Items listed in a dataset
--- --- ---
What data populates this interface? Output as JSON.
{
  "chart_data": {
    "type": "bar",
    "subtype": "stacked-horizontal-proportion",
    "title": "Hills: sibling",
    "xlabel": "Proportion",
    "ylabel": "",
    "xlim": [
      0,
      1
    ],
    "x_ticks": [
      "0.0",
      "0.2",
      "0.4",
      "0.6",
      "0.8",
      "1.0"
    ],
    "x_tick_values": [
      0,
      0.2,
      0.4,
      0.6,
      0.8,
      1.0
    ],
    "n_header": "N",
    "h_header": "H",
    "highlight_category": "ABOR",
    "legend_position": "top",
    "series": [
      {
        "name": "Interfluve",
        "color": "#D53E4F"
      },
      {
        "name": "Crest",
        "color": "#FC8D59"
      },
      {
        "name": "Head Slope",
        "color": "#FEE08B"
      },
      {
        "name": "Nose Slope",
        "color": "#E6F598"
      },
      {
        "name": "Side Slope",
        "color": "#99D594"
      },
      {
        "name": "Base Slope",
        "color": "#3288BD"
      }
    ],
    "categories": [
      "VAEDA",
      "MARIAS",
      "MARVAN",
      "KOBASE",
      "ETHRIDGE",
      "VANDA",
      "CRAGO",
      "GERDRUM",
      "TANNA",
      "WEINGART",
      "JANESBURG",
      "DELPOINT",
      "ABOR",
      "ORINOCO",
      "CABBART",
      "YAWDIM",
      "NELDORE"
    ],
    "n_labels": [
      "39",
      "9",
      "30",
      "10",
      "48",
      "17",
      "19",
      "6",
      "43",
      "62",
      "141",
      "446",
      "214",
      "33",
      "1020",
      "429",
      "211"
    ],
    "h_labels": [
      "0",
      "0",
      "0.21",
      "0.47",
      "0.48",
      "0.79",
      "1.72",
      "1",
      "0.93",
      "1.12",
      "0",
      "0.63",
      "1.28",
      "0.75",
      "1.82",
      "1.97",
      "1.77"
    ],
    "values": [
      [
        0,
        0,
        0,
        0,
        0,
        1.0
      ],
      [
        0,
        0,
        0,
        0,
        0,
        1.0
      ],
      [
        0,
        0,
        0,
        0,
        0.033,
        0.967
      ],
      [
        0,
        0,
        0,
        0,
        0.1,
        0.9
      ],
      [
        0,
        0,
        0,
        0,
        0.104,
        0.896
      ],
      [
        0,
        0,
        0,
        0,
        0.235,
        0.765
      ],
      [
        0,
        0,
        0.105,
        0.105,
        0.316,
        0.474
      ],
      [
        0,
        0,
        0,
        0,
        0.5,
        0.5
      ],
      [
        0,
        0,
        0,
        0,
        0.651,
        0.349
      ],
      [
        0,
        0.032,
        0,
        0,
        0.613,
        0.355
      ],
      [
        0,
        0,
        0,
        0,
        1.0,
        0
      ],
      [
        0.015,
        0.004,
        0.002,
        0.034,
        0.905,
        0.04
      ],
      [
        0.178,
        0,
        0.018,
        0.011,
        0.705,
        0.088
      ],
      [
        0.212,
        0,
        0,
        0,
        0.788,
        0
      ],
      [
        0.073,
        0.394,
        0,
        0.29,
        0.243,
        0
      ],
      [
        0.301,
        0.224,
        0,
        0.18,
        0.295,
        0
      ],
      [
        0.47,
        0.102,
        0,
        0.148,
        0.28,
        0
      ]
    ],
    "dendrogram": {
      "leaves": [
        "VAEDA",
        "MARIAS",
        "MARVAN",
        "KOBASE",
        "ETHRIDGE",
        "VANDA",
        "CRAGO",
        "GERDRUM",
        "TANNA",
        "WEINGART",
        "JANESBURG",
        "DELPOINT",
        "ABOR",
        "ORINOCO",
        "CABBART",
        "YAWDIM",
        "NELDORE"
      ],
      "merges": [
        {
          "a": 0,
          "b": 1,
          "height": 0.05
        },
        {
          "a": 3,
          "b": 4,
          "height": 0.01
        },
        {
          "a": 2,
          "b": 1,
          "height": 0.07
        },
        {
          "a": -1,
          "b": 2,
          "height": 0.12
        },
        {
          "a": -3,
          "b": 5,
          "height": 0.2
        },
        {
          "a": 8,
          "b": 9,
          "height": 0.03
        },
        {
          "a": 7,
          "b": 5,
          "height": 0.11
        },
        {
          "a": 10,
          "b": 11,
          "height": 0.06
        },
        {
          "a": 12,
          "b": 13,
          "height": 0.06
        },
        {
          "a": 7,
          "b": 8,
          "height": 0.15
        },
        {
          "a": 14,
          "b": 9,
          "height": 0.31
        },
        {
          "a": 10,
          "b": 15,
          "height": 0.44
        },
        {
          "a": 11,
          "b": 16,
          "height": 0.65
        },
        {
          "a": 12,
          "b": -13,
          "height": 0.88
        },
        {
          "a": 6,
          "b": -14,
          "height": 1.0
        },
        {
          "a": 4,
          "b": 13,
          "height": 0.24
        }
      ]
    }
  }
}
--- --- ---
**Short task**
Recopy all the lines exactly as they appear.

**Expected answer**
What data populates this interface? Output as JSON.
{
  "chart_data": {
    "type": "bar",
    "subtype": "stacked-horizontal-proportion",
    "title": "Hills: sibling",
    "xlabel": "Proportion",
    "ylabel": "",
    "xlim": [
      0,
      1
    ],
    "x_ticks": [
      "0.0",
      "0.2",
      "0.4",
      "0.6",
      "0.8",
      "1.0"
    ],
    "x_tick_values": [
      0,
      0.2,
      0.4,
      0.6,
      0.8,
      1.0
    ],
    "n_header": "N",
    "h_header": "H",
    "highlight_category": "ABOR",
    "legend_position": "top",
    "series": [
      {
        "name": "Interfluve",
        "color": "#D53E4F"
      },
      {
        "name": "Crest",
        "color": "#FC8D59"
      },
      {
        "name": "Head Slope",
        "color": "#FEE08B"
      },
      {
        "name": "Nose Slope",
        "color": "#E6F598"
      },
      {
        "name": "Side Slope",
        "color": "#99D594"
      },
      {
        "name": "Base Slope",
        "color": "#3288BD"
      }
    ],
    "categories": [
      "VAEDA",
      "MARIAS",
      "MARVAN",
      "KOBASE",
      "ETHRIDGE",
      "VANDA",
      "CRAGO",
      "GERDRUM",
      "TANNA",
      "WEINGART",
      "JANESBURG",
      "DELPOINT",
      "ABOR",
      "ORINOCO",
      "CABBART",
      "YAWDIM",
      "NELDORE"
    ],
    "n_labels": [
      "39",
      "9",
      "30",
      "10",
      "48",
      "17",
      "19",
      "6",
      "43",
      "62",
      "141",
      "446",
      "214",
      "33",
      "1020",
      "429",
      "211"
    ],
    "h_labels": [
      "0",
      "0",
      "0.21",
      "0.47",
      "0.48",
      "0.79",
      "1.72",
      "1",
      "0.93",
      "1.12",
      "0",
      "0.63",
      "1.28",
      "0.75",
      "1.82",
      "1.97",
      "1.77"
    ],
    "values": [
      [
        0,
        0,
        0,
        0,
        0,
        1.0
      ],
      [
        0,
        0,
        0,
        0,
        0,
        1.0
      ],
      [
        0,
        0,
        0,
        0,
        0.033,
        0.967
      ],
      [
        0,
        0,
        0,
        0,
        0.1,
        0.9
      ],
      [
        0,
        0,
        0,
        0,
        0.104,
        0.896
      ],
      [
        0,
        0,
        0,
        0,
        0.235,
        0.765
      ],
      [
        0,
        0,
        0.105,
        0.105,
        0.316,
        0.474
      ],
      [
        0,
        0,
        0,
        0,
        0.5,
        0.5
      ],
      [
        0,
        0,
        0,
        0,
        0.651,
        0.349
      ],
      [
        0,
        0.032,
        0,
        0,
        0.613,
        0.355
      ],
      [
        0,
        0,
        0,
        0,
        1.0,
        0
      ],
      [
        0.015,
        0.004,
        0.002,
        0.034,
        0.905,
        0.04
      ],
      [
        0.178,
        0,
        0.018,
        0.011,
        0.705,
        0.088
      ],
      [
        0.212,
        0,
        0,
        0,
        0.788,
        0
      ],
      [
        0.073,
        0.394,
        0,
        0.29,
        0.243,
        0
      ],
      [
        0.301,
        0.224,
        0,
        0.18,
        0.295,
        0
      ],
      [
        0.47,
        0.102,
        0,
        0.148,
        0.28,
        0
      ]
    ],
    "dendrogram": {
      "leaves": [
        "VAEDA",
        "MARIAS",
        "MARVAN",
        "KOBASE",
        "ETHRIDGE",
        "VANDA",
        "CRAGO",
        "GERDRUM",
        "TANNA",
        "WEINGART",
        "JANESBURG",
        "DELPOINT",
        "ABOR",
        "ORINOCO",
        "CABBART",
        "YAWDIM",
        "NELDORE"
      ],
      "merges": [
        {
          "a": 0,
          "b": 1,
          "height": 0.05
        },
        {
          "a": 3,
          "b": 4,
          "height": 0.01
        },
        {
          "a": 2,
          "b": 1,
          "height": 0.07
        },
        {
          "a": -1,
          "b": 2,
          "height": 0.12
        },
        {
          "a": -3,
          "b": 5,
          "height": 0.2
        },
        {
          "a": 8,
          "b": 9,
          "height": 0.03
        },
        {
          "a": 7,
          "b": 5,
          "height": 0.11
        },
        {
          "a": 10,
          "b": 11,
          "height": 0.06
        },
        {
          "a": 12,
          "b": 13,
          "height": 0.06
        },
        {
          "a": 7,
          "b": 8,
          "height": 0.15
        },
        {
          "a": 14,
          "b": 9,
          "height": 0.31
        },
        {
          "a": 10,
          "b": 15,
          "height": 0.44
        },
        {
          "a": 11,
          "b": 16,
          "height": 0.65
        },
        {
          "a": 12,
          "b": -13,
          "height": 0.88
        },
        {
          "a": 6,
          "b": -14,
          "height": 1.0
        },
        {
          "a": 4,
          "b": 13,
          "height": 0.24
        }
      ]
    }
  }
}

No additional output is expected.